:: Given data ::
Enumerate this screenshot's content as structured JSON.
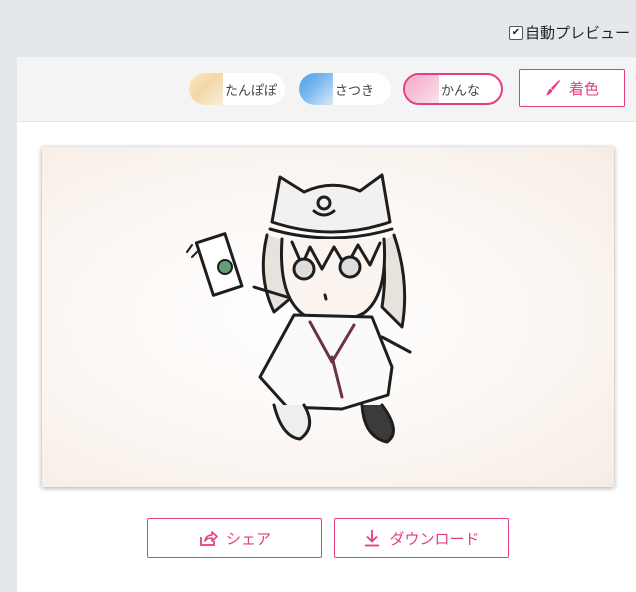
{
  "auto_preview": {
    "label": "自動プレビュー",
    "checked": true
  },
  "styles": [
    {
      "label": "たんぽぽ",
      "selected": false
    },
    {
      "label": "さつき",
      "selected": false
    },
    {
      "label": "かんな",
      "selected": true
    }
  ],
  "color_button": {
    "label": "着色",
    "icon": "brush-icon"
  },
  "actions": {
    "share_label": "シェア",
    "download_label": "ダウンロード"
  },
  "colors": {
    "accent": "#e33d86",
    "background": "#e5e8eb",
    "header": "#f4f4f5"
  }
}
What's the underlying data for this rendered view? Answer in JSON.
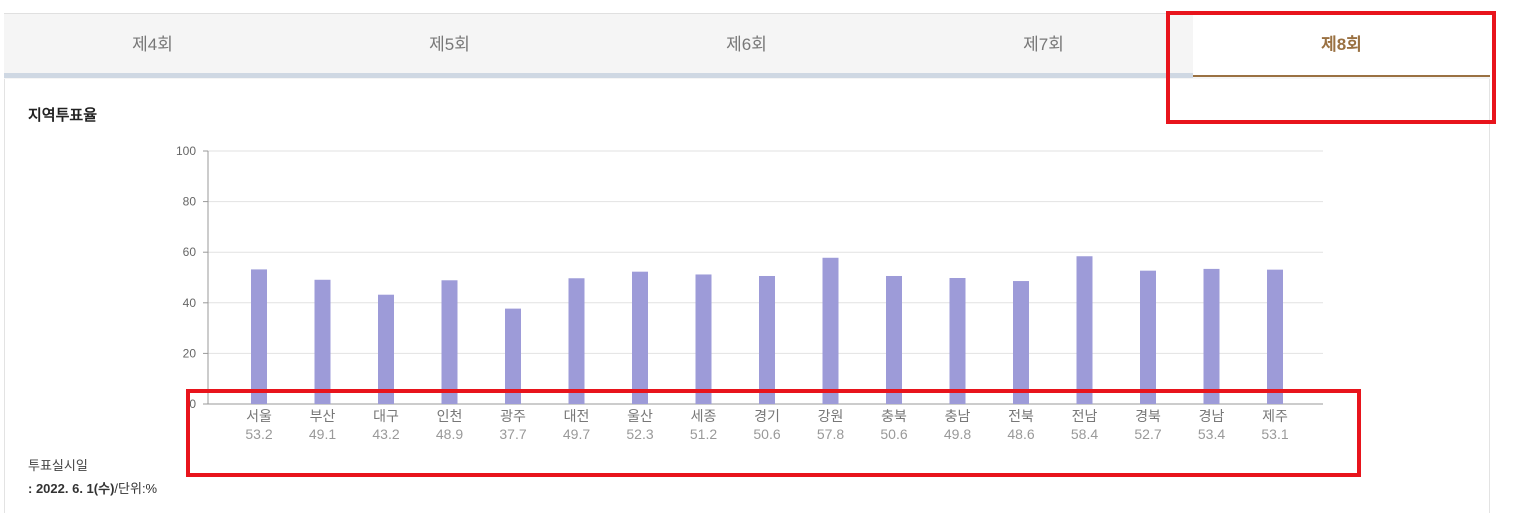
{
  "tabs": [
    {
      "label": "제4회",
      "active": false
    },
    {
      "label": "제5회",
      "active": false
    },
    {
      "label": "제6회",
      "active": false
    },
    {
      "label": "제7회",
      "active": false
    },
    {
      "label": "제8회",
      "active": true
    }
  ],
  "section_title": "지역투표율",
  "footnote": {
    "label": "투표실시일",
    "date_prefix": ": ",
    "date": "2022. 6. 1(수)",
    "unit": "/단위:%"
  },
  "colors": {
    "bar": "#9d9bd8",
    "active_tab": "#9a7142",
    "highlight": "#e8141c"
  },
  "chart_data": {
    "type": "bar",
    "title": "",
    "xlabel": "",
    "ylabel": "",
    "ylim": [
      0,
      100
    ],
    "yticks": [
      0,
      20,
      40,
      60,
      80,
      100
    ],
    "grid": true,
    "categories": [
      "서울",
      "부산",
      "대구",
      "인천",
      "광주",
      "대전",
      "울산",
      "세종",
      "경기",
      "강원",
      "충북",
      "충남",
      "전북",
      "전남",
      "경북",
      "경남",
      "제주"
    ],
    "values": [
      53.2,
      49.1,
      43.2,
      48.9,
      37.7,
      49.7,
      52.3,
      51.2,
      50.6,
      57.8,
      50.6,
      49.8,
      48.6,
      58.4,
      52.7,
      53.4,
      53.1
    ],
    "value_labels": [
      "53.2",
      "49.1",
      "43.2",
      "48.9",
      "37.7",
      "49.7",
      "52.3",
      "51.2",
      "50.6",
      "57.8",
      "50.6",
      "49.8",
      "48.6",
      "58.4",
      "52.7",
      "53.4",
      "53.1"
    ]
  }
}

:: Your objective ::
Repeat the material verbatim. Do not carry over any picture.

:: Completed exercise ::
Enumerate this screenshot's content as structured JSON.
{
  "auto_preview": {
    "label": "自動プレビュー",
    "checked": true
  },
  "styles": [
    {
      "label": "たんぽぽ",
      "selected": false
    },
    {
      "label": "さつき",
      "selected": false
    },
    {
      "label": "かんな",
      "selected": true
    }
  ],
  "color_button": {
    "label": "着色",
    "icon": "brush-icon"
  },
  "actions": {
    "share_label": "シェア",
    "download_label": "ダウンロード"
  },
  "colors": {
    "accent": "#e33d86",
    "background": "#e5e8eb",
    "header": "#f4f4f5"
  }
}
What's the underlying data for this rendered view? Answer in JSON.
{
  "tabs": [
    {
      "label": "제4회",
      "active": false
    },
    {
      "label": "제5회",
      "active": false
    },
    {
      "label": "제6회",
      "active": false
    },
    {
      "label": "제7회",
      "active": false
    },
    {
      "label": "제8회",
      "active": true
    }
  ],
  "section_title": "지역투표율",
  "footnote": {
    "label": "투표실시일",
    "date_prefix": ": ",
    "date": "2022. 6. 1(수)",
    "unit": "/단위:%"
  },
  "colors": {
    "bar": "#9d9bd8",
    "active_tab": "#9a7142",
    "highlight": "#e8141c"
  },
  "chart_data": {
    "type": "bar",
    "title": "",
    "xlabel": "",
    "ylabel": "",
    "ylim": [
      0,
      100
    ],
    "yticks": [
      0,
      20,
      40,
      60,
      80,
      100
    ],
    "grid": true,
    "categories": [
      "서울",
      "부산",
      "대구",
      "인천",
      "광주",
      "대전",
      "울산",
      "세종",
      "경기",
      "강원",
      "충북",
      "충남",
      "전북",
      "전남",
      "경북",
      "경남",
      "제주"
    ],
    "values": [
      53.2,
      49.1,
      43.2,
      48.9,
      37.7,
      49.7,
      52.3,
      51.2,
      50.6,
      57.8,
      50.6,
      49.8,
      48.6,
      58.4,
      52.7,
      53.4,
      53.1
    ],
    "value_labels": [
      "53.2",
      "49.1",
      "43.2",
      "48.9",
      "37.7",
      "49.7",
      "52.3",
      "51.2",
      "50.6",
      "57.8",
      "50.6",
      "49.8",
      "48.6",
      "58.4",
      "52.7",
      "53.4",
      "53.1"
    ]
  }
}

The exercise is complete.